» **REQUEST**: In this exercise, return the whole listing exactly, excluding any images.

» **DATA EXTRACT**:
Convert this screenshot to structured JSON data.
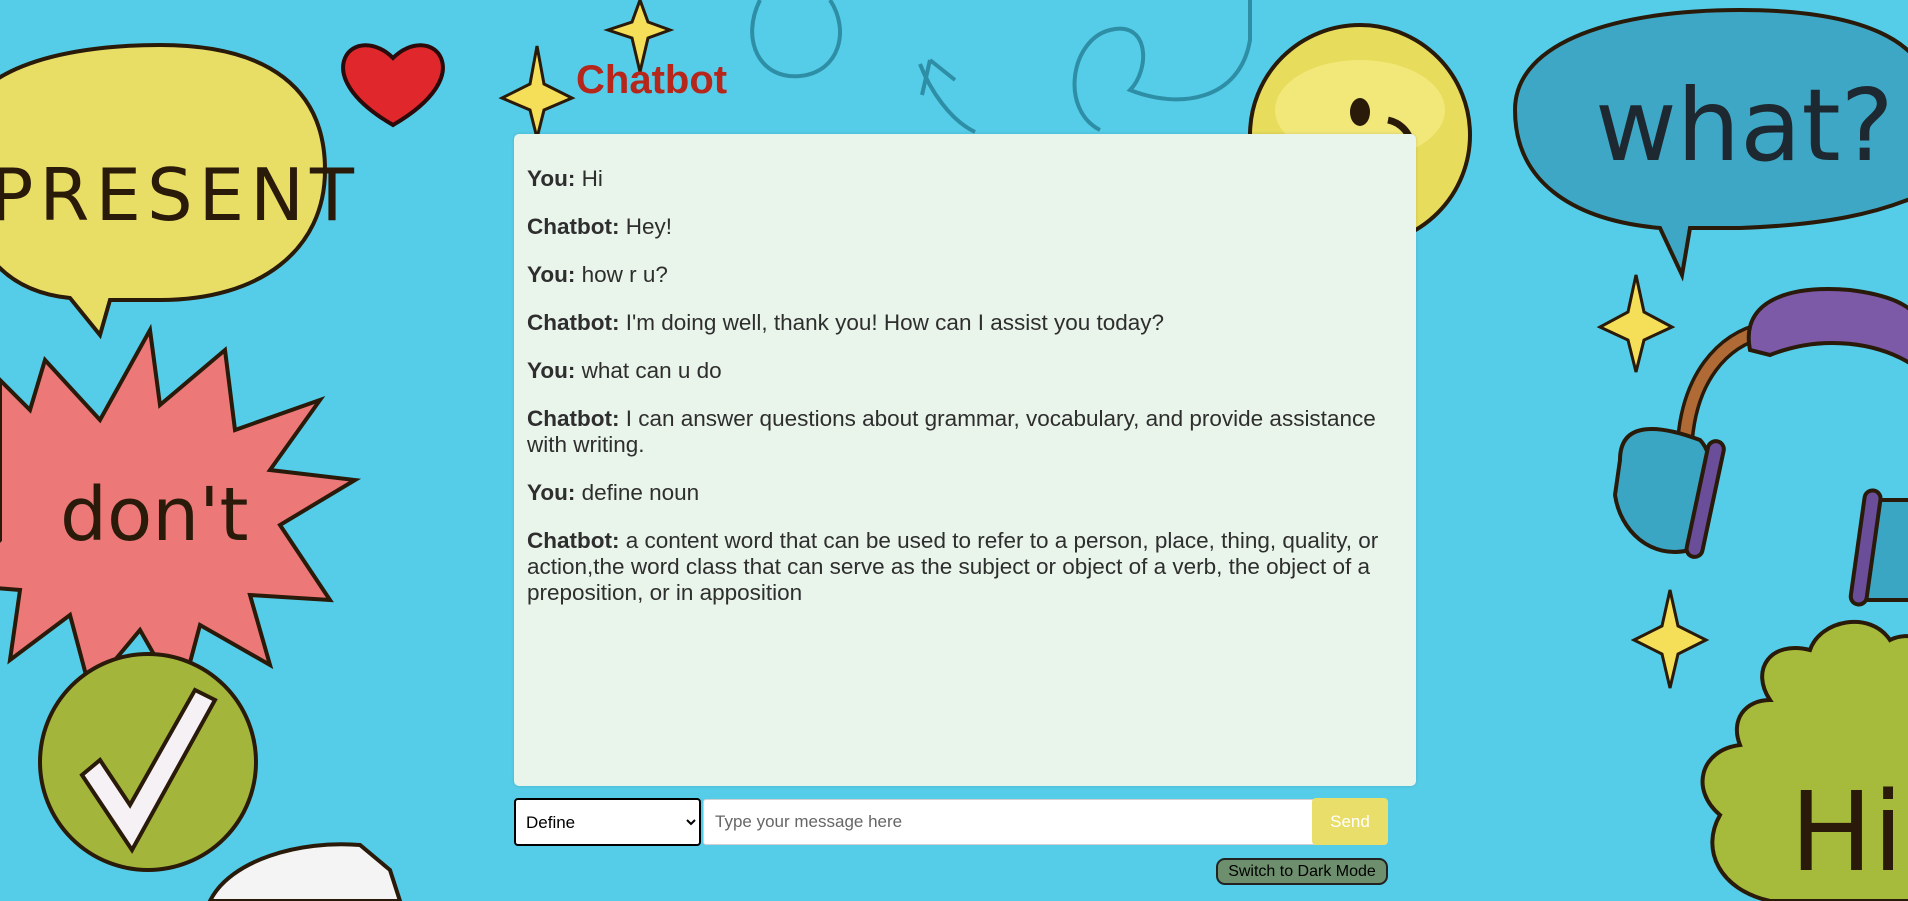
{
  "app": {
    "title": "Chatbot"
  },
  "stickers": {
    "present": "PRESENT",
    "dont": "don't",
    "what": "what?",
    "hi": "Hi!"
  },
  "messages": [
    {
      "speaker": "You:",
      "text": " Hi"
    },
    {
      "speaker": "Chatbot:",
      "text": " Hey!"
    },
    {
      "speaker": "You:",
      "text": " how r u?"
    },
    {
      "speaker": "Chatbot:",
      "text": " I'm doing well, thank you! How can I assist you today?"
    },
    {
      "speaker": "You:",
      "text": " what can u do"
    },
    {
      "speaker": "Chatbot:",
      "text": " I can answer questions about grammar, vocabulary, and provide assistance with writing."
    },
    {
      "speaker": "You:",
      "text": " define noun"
    },
    {
      "speaker": "Chatbot:",
      "text": " a content word that can be used to refer to a person, place, thing, quality, or action,the word class that can serve as the subject or object of a verb, the object of a preposition, or in apposition"
    }
  ],
  "controls": {
    "mode_selected": "Define",
    "input_value": "",
    "input_placeholder": "Type your message here",
    "send_label": "Send",
    "dark_mode_label": "Switch to Dark Mode"
  },
  "colors": {
    "background": "#55cde8",
    "title": "#b6261a",
    "chat_bg": "#e9f4ea",
    "send_button": "#e9de6a",
    "dark_mode_button": "#6d8f6d"
  },
  "icons": [
    "heart-icon",
    "sparkle-icon",
    "smiley-icon",
    "checkmark-icon",
    "headphones-icon"
  ]
}
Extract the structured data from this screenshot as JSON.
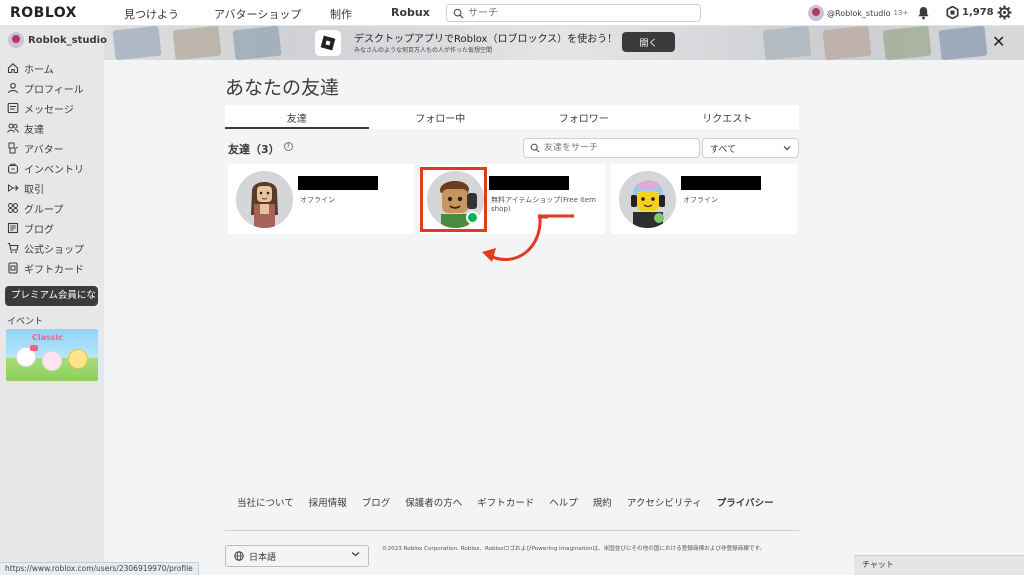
{
  "topbar": {
    "logo": "ROBLOX",
    "nav": [
      "見つけよう",
      "アバターショップ",
      "制作",
      "Robux"
    ],
    "search_placeholder": "サーチ",
    "username": "@Roblok_studio",
    "age": "13+",
    "robux": "1,978"
  },
  "banner": {
    "title": "デスクトップアプリでRoblox（ロブロックス）を使おう！",
    "subtitle": "みなさんのような何百万人もの人が作った仮想空間",
    "open_label": "開く"
  },
  "sidebar": {
    "username": "Roblok_studio",
    "items": [
      {
        "label": "ホーム",
        "icon": "home-icon"
      },
      {
        "label": "プロフィール",
        "icon": "profile-icon"
      },
      {
        "label": "メッセージ",
        "icon": "message-icon"
      },
      {
        "label": "友達",
        "icon": "friends-icon"
      },
      {
        "label": "アバター",
        "icon": "avatar-icon"
      },
      {
        "label": "インベントリ",
        "icon": "inventory-icon"
      },
      {
        "label": "取引",
        "icon": "trade-icon"
      },
      {
        "label": "グループ",
        "icon": "groups-icon"
      },
      {
        "label": "ブログ",
        "icon": "blog-icon"
      },
      {
        "label": "公式ショップ",
        "icon": "shop-icon"
      },
      {
        "label": "ギフトカード",
        "icon": "giftcard-icon"
      }
    ],
    "premium_label": "プレミアム会員にな",
    "events_label": "イベント",
    "event_title": "Classic"
  },
  "main": {
    "title": "あなたの友達",
    "tabs": [
      {
        "label": "友達",
        "active": true
      },
      {
        "label": "フォロー中",
        "active": false
      },
      {
        "label": "フォロワー",
        "active": false
      },
      {
        "label": "リクエスト",
        "active": false
      }
    ],
    "friends_heading": "友達（3）",
    "friend_search_placeholder": "友達をサーチ",
    "filter_value": "すべて",
    "friends": [
      {
        "status": "オフライン",
        "online": false
      },
      {
        "status": "無料アイテムショップ(Free item shop)",
        "online": true
      },
      {
        "status": "オフライン",
        "online": false
      }
    ]
  },
  "footer": {
    "links": [
      "当社について",
      "採用情報",
      "ブログ",
      "保護者の方へ",
      "ギフトカード",
      "ヘルプ",
      "規約",
      "アクセシビリティ",
      "プライバシー"
    ],
    "language": "日本語",
    "copyright": "©2023 Roblox Corporation. Roblox、RobloxロゴおよびPowering Imaginationは、米国並びにその他の国における登録商標および非登録商標です。",
    "chat_label": "チャット",
    "status_url": "https://www.roblox.com/users/2306919970/profile"
  },
  "colors": {
    "highlight": "#e03b1f",
    "online": "#02b757",
    "dark": "#393b3d"
  }
}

» **OUTPUT**:
Convert this screenshot to structured JSON data.
{
  "app": {
    "title": "Chatbot"
  },
  "stickers": {
    "present": "PRESENT",
    "dont": "don't",
    "what": "what?",
    "hi": "Hi!"
  },
  "messages": [
    {
      "speaker": "You:",
      "text": " Hi"
    },
    {
      "speaker": "Chatbot:",
      "text": " Hey!"
    },
    {
      "speaker": "You:",
      "text": " how r u?"
    },
    {
      "speaker": "Chatbot:",
      "text": " I'm doing well, thank you! How can I assist you today?"
    },
    {
      "speaker": "You:",
      "text": " what can u do"
    },
    {
      "speaker": "Chatbot:",
      "text": " I can answer questions about grammar, vocabulary, and provide assistance with writing."
    },
    {
      "speaker": "You:",
      "text": " define noun"
    },
    {
      "speaker": "Chatbot:",
      "text": " a content word that can be used to refer to a person, place, thing, quality, or action,the word class that can serve as the subject or object of a verb, the object of a preposition, or in apposition"
    }
  ],
  "controls": {
    "mode_selected": "Define",
    "input_value": "",
    "input_placeholder": "Type your message here",
    "send_label": "Send",
    "dark_mode_label": "Switch to Dark Mode"
  },
  "colors": {
    "background": "#55cde8",
    "title": "#b6261a",
    "chat_bg": "#e9f4ea",
    "send_button": "#e9de6a",
    "dark_mode_button": "#6d8f6d"
  },
  "icons": [
    "heart-icon",
    "sparkle-icon",
    "smiley-icon",
    "checkmark-icon",
    "headphones-icon"
  ]
}
Extract the structured data from this screenshot as JSON.
{
  "topbar": {
    "logo": "ROBLOX",
    "nav": [
      "見つけよう",
      "アバターショップ",
      "制作",
      "Robux"
    ],
    "search_placeholder": "サーチ",
    "username": "@Roblok_studio",
    "age": "13+",
    "robux": "1,978"
  },
  "banner": {
    "title": "デスクトップアプリでRoblox（ロブロックス）を使おう！",
    "subtitle": "みなさんのような何百万人もの人が作った仮想空間",
    "open_label": "開く"
  },
  "sidebar": {
    "username": "Roblok_studio",
    "items": [
      {
        "label": "ホーム",
        "icon": "home-icon"
      },
      {
        "label": "プロフィール",
        "icon": "profile-icon"
      },
      {
        "label": "メッセージ",
        "icon": "message-icon"
      },
      {
        "label": "友達",
        "icon": "friends-icon"
      },
      {
        "label": "アバター",
        "icon": "avatar-icon"
      },
      {
        "label": "インベントリ",
        "icon": "inventory-icon"
      },
      {
        "label": "取引",
        "icon": "trade-icon"
      },
      {
        "label": "グループ",
        "icon": "groups-icon"
      },
      {
        "label": "ブログ",
        "icon": "blog-icon"
      },
      {
        "label": "公式ショップ",
        "icon": "shop-icon"
      },
      {
        "label": "ギフトカード",
        "icon": "giftcard-icon"
      }
    ],
    "premium_label": "プレミアム会員にな",
    "events_label": "イベント",
    "event_title": "Classic"
  },
  "main": {
    "title": "あなたの友達",
    "tabs": [
      {
        "label": "友達",
        "active": true
      },
      {
        "label": "フォロー中",
        "active": false
      },
      {
        "label": "フォロワー",
        "active": false
      },
      {
        "label": "リクエスト",
        "active": false
      }
    ],
    "friends_heading": "友達（3）",
    "friend_search_placeholder": "友達をサーチ",
    "filter_value": "すべて",
    "friends": [
      {
        "status": "オフライン",
        "online": false
      },
      {
        "status": "無料アイテムショップ(Free item shop)",
        "online": true
      },
      {
        "status": "オフライン",
        "online": false
      }
    ]
  },
  "footer": {
    "links": [
      "当社について",
      "採用情報",
      "ブログ",
      "保護者の方へ",
      "ギフトカード",
      "ヘルプ",
      "規約",
      "アクセシビリティ",
      "プライバシー"
    ],
    "language": "日本語",
    "copyright": "©2023 Roblox Corporation. Roblox、RobloxロゴおよびPowering Imaginationは、米国並びにその他の国における登録商標および非登録商標です。",
    "chat_label": "チャット",
    "status_url": "https://www.roblox.com/users/2306919970/profile"
  },
  "colors": {
    "highlight": "#e03b1f",
    "online": "#02b757",
    "dark": "#393b3d"
  }
}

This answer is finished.